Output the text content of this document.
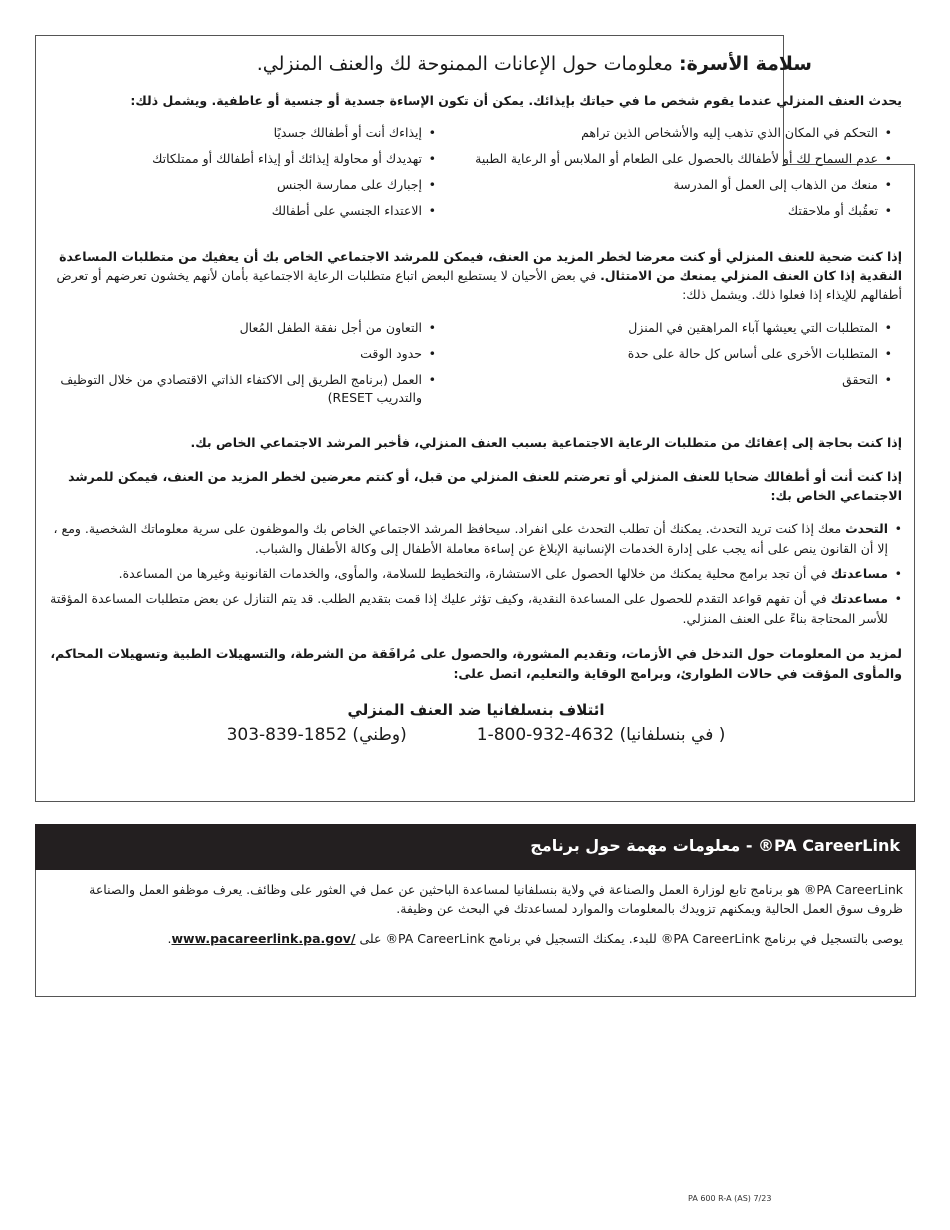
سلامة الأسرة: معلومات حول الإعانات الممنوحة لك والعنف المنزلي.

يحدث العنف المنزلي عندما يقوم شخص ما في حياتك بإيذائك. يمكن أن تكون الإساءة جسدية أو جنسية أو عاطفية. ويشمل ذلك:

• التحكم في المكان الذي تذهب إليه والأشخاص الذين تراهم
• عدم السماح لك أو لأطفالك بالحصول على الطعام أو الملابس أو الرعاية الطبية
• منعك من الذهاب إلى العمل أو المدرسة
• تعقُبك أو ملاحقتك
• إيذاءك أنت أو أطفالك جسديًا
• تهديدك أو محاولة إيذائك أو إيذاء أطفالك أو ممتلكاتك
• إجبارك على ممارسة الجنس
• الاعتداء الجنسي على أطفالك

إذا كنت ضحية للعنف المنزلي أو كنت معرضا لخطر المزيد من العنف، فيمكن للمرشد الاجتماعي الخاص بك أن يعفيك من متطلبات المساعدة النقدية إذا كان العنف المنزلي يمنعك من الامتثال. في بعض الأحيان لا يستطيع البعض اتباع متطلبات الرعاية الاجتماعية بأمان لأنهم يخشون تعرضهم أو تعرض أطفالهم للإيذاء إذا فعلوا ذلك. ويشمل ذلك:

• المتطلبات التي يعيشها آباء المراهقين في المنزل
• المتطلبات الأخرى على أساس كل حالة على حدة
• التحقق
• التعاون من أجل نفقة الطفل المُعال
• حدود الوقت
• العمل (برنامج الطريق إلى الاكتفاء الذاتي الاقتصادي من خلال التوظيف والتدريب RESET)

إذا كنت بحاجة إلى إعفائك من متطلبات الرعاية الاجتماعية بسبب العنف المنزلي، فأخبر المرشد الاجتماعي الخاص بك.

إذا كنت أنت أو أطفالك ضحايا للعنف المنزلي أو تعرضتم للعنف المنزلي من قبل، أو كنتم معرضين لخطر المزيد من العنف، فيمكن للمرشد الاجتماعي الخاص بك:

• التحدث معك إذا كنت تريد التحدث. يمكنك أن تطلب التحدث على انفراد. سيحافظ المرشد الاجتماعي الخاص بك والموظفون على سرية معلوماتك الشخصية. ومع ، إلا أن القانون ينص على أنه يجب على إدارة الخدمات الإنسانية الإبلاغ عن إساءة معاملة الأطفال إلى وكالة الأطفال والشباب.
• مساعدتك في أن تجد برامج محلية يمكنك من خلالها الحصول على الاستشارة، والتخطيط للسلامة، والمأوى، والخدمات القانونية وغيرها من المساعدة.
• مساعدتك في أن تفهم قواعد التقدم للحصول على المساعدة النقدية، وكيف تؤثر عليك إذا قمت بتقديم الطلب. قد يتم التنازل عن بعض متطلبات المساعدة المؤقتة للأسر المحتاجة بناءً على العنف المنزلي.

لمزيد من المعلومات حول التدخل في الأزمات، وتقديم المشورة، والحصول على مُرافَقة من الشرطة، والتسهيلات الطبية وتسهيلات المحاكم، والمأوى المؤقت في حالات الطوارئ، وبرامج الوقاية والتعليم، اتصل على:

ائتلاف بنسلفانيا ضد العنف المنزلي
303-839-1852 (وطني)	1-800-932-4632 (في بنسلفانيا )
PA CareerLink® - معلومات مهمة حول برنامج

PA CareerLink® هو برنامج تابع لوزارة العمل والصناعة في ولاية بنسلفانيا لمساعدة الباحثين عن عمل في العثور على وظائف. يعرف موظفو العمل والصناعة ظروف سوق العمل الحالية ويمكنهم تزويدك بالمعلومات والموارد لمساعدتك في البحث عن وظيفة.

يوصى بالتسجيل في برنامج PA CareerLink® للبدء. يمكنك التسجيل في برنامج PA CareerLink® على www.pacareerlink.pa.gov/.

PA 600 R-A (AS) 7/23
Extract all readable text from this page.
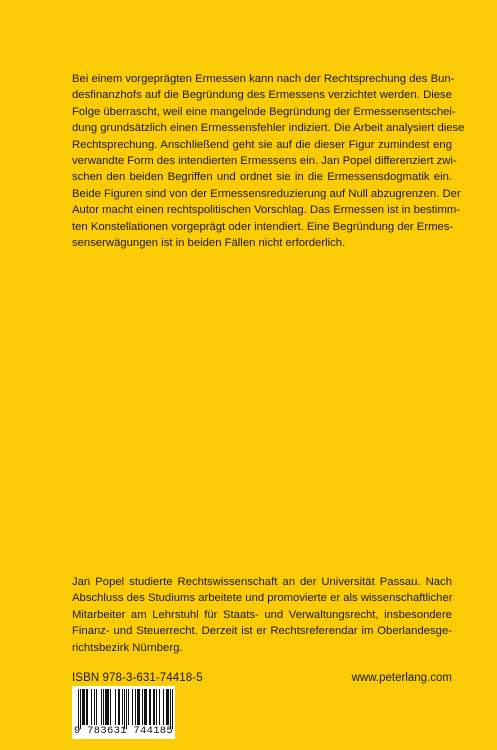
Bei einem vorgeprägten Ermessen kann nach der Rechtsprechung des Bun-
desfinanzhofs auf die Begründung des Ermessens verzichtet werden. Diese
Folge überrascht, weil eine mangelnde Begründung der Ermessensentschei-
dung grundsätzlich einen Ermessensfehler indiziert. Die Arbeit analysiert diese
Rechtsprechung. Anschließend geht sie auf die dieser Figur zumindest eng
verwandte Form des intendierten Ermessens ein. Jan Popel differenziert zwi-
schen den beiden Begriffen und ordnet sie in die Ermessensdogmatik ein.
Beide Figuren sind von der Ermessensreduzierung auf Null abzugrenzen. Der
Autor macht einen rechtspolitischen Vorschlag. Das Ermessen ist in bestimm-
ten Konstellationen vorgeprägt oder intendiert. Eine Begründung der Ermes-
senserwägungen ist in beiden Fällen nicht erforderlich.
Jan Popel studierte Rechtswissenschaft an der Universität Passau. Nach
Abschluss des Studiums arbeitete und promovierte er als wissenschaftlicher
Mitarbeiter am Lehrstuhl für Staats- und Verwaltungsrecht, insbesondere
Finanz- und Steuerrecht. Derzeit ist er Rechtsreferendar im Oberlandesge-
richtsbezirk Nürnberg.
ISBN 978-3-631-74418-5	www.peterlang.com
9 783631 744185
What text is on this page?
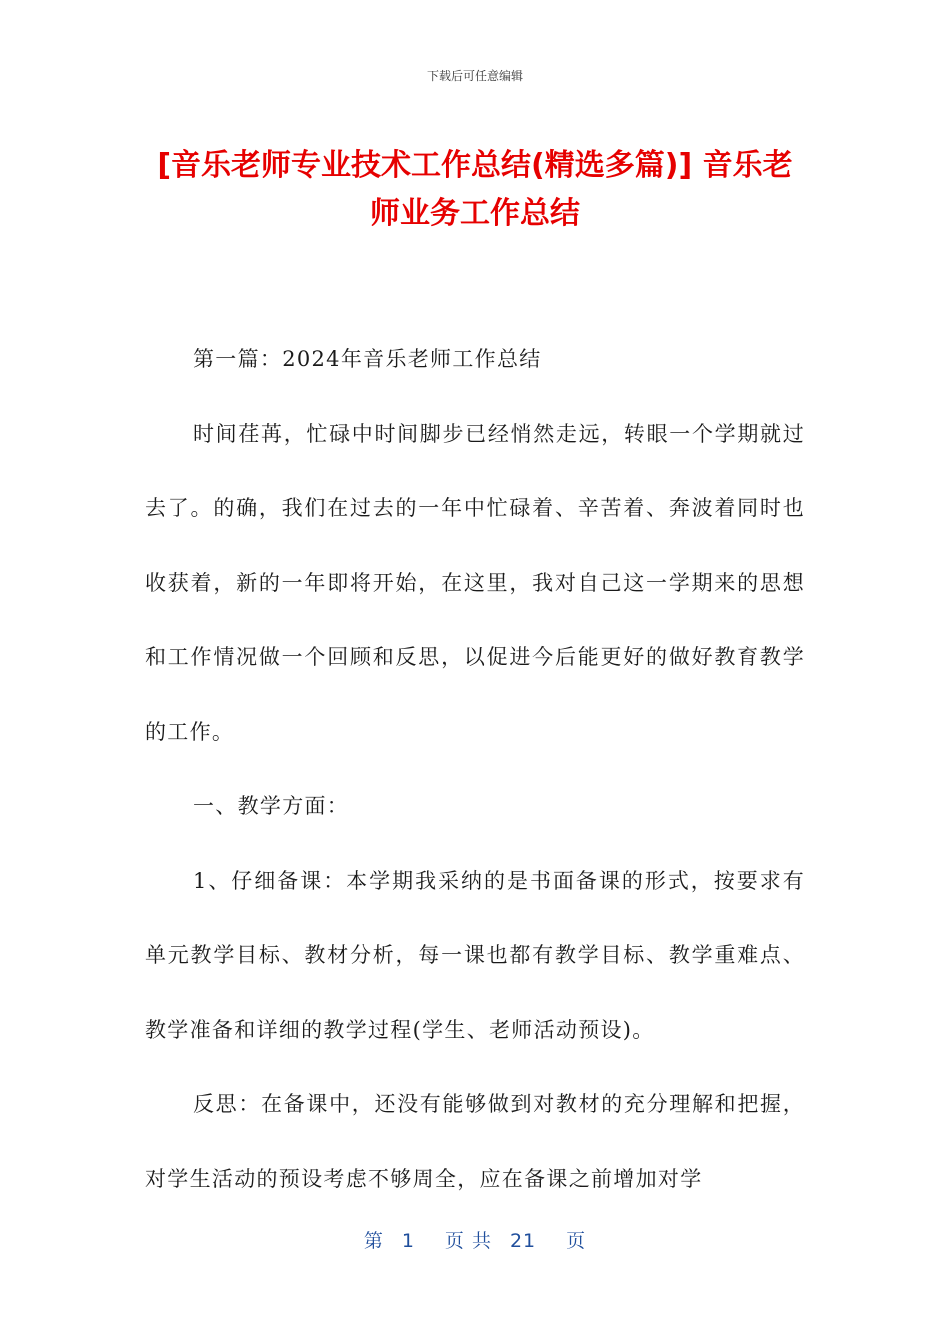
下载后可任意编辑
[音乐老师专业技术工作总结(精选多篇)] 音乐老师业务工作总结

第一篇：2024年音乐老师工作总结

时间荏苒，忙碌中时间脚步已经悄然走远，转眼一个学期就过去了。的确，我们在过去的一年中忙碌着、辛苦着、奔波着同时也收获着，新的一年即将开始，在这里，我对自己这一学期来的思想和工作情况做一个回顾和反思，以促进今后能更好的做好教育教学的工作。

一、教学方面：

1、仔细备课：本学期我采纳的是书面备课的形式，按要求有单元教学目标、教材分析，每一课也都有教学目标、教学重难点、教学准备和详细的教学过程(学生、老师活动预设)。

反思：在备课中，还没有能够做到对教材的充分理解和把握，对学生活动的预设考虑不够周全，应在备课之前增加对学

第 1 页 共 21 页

━━━━━━━━━━━━━━━━━━━━━━━━━━━━━━

### Exercise objective
Your copy should match the records word for word, with the pictures removed.

### Task result
Output the text content of this document.
سلامة الأسرة: معلومات حول الإعانات الممنوحة لك والعنف المنزلي.

يحدث العنف المنزلي عندما يقوم شخص ما في حياتك بإيذائك. يمكن أن تكون الإساءة جسدية أو جنسية أو عاطفية. ويشمل ذلك:

• التحكم في المكان الذي تذهب إليه والأشخاص الذين تراهم
• عدم السماح لك أو لأطفالك بالحصول على الطعام أو الملابس أو الرعاية الطبية
• منعك من الذهاب إلى العمل أو المدرسة
• تعقُبك أو ملاحقتك
• إيذاءك أنت أو أطفالك جسديًا
• تهديدك أو محاولة إيذائك أو إيذاء أطفالك أو ممتلكاتك
• إجبارك على ممارسة الجنس
• الاعتداء الجنسي على أطفالك

إذا كنت ضحية للعنف المنزلي أو كنت معرضا لخطر المزيد من العنف، فيمكن للمرشد الاجتماعي الخاص بك أن يعفيك من متطلبات المساعدة النقدية إذا كان العنف المنزلي يمنعك من الامتثال. في بعض الأحيان لا يستطيع البعض اتباع متطلبات الرعاية الاجتماعية بأمان لأنهم يخشون تعرضهم أو تعرض أطفالهم للإيذاء إذا فعلوا ذلك. ويشمل ذلك:

• المتطلبات التي يعيشها آباء المراهقين في المنزل
• المتطلبات الأخرى على أساس كل حالة على حدة
• التحقق
• التعاون من أجل نفقة الطفل المُعال
• حدود الوقت
• العمل (برنامج الطريق إلى الاكتفاء الذاتي الاقتصادي من خلال التوظيف والتدريب RESET)

إذا كنت بحاجة إلى إعفائك من متطلبات الرعاية الاجتماعية بسبب العنف المنزلي، فأخبر المرشد الاجتماعي الخاص بك.

إذا كنت أنت أو أطفالك ضحايا للعنف المنزلي أو تعرضتم للعنف المنزلي من قبل، أو كنتم معرضين لخطر المزيد من العنف، فيمكن للمرشد الاجتماعي الخاص بك:

• التحدث معك إذا كنت تريد التحدث. يمكنك أن تطلب التحدث على انفراد. سيحافظ المرشد الاجتماعي الخاص بك والموظفون على سرية معلوماتك الشخصية. ومع ، إلا أن القانون ينص على أنه يجب على إدارة الخدمات الإنسانية الإبلاغ عن إساءة معاملة الأطفال إلى وكالة الأطفال والشباب.
• مساعدتك في أن تجد برامج محلية يمكنك من خلالها الحصول على الاستشارة، والتخطيط للسلامة، والمأوى، والخدمات القانونية وغيرها من المساعدة.
• مساعدتك في أن تفهم قواعد التقدم للحصول على المساعدة النقدية، وكيف تؤثر عليك إذا قمت بتقديم الطلب. قد يتم التنازل عن بعض متطلبات المساعدة المؤقتة للأسر المحتاجة بناءً على العنف المنزلي.

لمزيد من المعلومات حول التدخل في الأزمات، وتقديم المشورة، والحصول على مُرافَقة من الشرطة، والتسهيلات الطبية وتسهيلات المحاكم، والمأوى المؤقت في حالات الطوارئ، وبرامج الوقاية والتعليم، اتصل على:

ائتلاف بنسلفانيا ضد العنف المنزلي
303-839-1852 (وطني)	1-800-932-4632 (في بنسلفانيا )
PA CareerLink® - معلومات مهمة حول برنامج

PA CareerLink® هو برنامج تابع لوزارة العمل والصناعة في ولاية بنسلفانيا لمساعدة الباحثين عن عمل في العثور على وظائف. يعرف موظفو العمل والصناعة ظروف سوق العمل الحالية ويمكنهم تزويدك بالمعلومات والموارد لمساعدتك في البحث عن وظيفة.

يوصى بالتسجيل في برنامج PA CareerLink® للبدء. يمكنك التسجيل في برنامج PA CareerLink® على www.pacareerlink.pa.gov/.

PA 600 R-A (AS) 7/23
Extract all readable text from this page.
Bei einem vorgeprägten Ermessen kann nach der Rechtsprechung des Bun-
desfinanzhofs auf die Begründung des Ermessens verzichtet werden. Diese
Folge überrascht, weil eine mangelnde Begründung der Ermessensentschei-
dung grundsätzlich einen Ermessensfehler indiziert. Die Arbeit analysiert diese
Rechtsprechung. Anschließend geht sie auf die dieser Figur zumindest eng
verwandte Form des intendierten Ermessens ein. Jan Popel differenziert zwi-
schen den beiden Begriffen und ordnet sie in die Ermessensdogmatik ein.
Beide Figuren sind von der Ermessensreduzierung auf Null abzugrenzen. Der
Autor macht einen rechtspolitischen Vorschlag. Das Ermessen ist in bestimm-
ten Konstellationen vorgeprägt oder intendiert. Eine Begründung der Ermes-
senserwägungen ist in beiden Fällen nicht erforderlich.
Jan Popel studierte Rechtswissenschaft an der Universität Passau. Nach
Abschluss des Studiums arbeitete und promovierte er als wissenschaftlicher
Mitarbeiter am Lehrstuhl für Staats- und Verwaltungsrecht, insbesondere
Finanz- und Steuerrecht. Derzeit ist er Rechtsreferendar im Oberlandesge-
richtsbezirk Nürnberg.
ISBN 978-3-631-74418-5	www.peterlang.com
9 783631 744185
What text is on this page?
下载后可任意编辑
[音乐老师专业技术工作总结(精选多篇)] 音乐老师业务工作总结

第一篇：2024年音乐老师工作总结

时间荏苒，忙碌中时间脚步已经悄然走远，转眼一个学期就过去了。的确，我们在过去的一年中忙碌着、辛苦着、奔波着同时也收获着，新的一年即将开始，在这里，我对自己这一学期来的思想和工作情况做一个回顾和反思，以促进今后能更好的做好教育教学的工作。

一、教学方面：

1、仔细备课：本学期我采纳的是书面备课的形式，按要求有单元教学目标、教材分析，每一课也都有教学目标、教学重难点、教学准备和详细的教学过程(学生、老师活动预设)。

反思：在备课中，还没有能够做到对教材的充分理解和把握，对学生活动的预设考虑不够周全，应在备课之前增加对学

第 1 页 共 21 页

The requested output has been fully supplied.